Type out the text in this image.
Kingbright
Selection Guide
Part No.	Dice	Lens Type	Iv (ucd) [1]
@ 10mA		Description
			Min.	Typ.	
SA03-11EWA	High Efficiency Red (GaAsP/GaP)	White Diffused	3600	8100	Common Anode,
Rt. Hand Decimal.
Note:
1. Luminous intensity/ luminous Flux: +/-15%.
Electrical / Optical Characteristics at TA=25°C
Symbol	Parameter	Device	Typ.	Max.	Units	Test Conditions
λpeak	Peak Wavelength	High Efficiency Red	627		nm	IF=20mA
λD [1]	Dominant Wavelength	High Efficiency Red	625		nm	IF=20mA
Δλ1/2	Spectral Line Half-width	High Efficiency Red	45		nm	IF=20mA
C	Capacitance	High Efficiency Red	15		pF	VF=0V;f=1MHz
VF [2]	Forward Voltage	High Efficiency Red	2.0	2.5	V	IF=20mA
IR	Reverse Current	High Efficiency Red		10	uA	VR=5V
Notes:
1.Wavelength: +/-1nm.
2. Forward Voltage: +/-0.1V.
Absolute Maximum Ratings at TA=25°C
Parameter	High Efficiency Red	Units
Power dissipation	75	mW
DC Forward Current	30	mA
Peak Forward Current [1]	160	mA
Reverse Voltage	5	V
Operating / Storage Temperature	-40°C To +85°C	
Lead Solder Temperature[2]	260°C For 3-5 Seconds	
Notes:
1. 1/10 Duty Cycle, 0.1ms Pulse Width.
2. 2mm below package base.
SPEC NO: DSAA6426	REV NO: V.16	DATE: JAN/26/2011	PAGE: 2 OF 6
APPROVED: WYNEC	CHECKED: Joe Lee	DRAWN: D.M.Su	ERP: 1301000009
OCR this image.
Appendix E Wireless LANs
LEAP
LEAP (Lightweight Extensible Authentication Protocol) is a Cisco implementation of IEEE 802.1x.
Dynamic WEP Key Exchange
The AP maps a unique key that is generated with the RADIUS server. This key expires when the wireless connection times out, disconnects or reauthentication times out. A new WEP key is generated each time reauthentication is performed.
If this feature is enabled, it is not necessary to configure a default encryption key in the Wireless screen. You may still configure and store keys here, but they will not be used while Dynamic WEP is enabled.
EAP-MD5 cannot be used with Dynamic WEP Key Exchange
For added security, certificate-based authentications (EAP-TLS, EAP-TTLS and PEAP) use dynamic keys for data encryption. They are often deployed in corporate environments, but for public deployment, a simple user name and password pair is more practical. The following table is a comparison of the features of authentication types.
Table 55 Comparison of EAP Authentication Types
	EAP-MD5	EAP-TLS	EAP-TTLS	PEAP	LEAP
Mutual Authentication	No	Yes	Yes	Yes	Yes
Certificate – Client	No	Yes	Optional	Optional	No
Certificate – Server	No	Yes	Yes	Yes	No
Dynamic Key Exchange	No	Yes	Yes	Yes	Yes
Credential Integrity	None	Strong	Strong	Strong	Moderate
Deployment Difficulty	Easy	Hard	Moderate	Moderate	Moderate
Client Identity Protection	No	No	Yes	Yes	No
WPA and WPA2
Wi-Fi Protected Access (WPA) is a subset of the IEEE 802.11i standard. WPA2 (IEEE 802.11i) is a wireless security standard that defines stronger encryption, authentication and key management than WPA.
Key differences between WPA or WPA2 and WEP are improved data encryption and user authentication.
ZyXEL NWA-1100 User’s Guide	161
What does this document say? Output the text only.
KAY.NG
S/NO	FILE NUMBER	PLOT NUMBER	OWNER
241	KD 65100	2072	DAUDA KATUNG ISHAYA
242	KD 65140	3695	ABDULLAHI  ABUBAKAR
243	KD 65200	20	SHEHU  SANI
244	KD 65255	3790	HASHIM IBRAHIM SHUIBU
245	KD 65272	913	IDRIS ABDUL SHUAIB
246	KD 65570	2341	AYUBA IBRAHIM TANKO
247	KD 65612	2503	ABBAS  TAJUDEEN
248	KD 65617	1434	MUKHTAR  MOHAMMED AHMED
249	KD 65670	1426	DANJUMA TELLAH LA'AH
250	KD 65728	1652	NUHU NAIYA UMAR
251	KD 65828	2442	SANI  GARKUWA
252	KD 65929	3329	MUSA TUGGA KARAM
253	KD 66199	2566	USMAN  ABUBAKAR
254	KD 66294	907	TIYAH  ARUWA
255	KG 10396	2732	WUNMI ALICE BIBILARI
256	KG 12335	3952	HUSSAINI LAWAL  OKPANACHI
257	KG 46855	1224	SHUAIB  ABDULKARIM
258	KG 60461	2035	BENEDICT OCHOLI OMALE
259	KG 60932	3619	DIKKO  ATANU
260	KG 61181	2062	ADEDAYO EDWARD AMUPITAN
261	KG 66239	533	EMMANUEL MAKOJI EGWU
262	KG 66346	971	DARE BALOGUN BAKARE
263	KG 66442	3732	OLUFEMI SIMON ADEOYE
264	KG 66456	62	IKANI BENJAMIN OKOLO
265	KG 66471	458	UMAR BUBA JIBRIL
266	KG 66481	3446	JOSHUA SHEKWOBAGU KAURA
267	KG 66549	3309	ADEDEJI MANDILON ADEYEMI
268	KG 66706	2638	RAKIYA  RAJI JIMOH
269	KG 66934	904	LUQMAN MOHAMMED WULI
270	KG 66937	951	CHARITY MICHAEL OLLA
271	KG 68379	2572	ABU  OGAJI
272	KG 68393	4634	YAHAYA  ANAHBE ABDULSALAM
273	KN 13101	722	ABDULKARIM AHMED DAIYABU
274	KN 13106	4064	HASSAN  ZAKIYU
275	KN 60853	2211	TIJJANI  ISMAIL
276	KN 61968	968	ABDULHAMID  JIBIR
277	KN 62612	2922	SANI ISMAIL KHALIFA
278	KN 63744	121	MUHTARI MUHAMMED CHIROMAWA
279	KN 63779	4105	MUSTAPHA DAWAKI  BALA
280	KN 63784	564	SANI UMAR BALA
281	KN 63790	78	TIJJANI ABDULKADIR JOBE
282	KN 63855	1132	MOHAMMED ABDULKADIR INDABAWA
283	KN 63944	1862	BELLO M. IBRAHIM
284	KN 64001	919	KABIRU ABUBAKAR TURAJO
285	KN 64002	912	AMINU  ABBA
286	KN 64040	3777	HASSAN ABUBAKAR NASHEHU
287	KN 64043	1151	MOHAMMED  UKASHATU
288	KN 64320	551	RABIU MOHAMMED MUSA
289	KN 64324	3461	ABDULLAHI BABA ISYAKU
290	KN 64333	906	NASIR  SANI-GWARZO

----

## Exercise prompt
Look back over the material above and state how many lines hold the word "MOHAMMED". Write the number and nothing else.

## Answer
5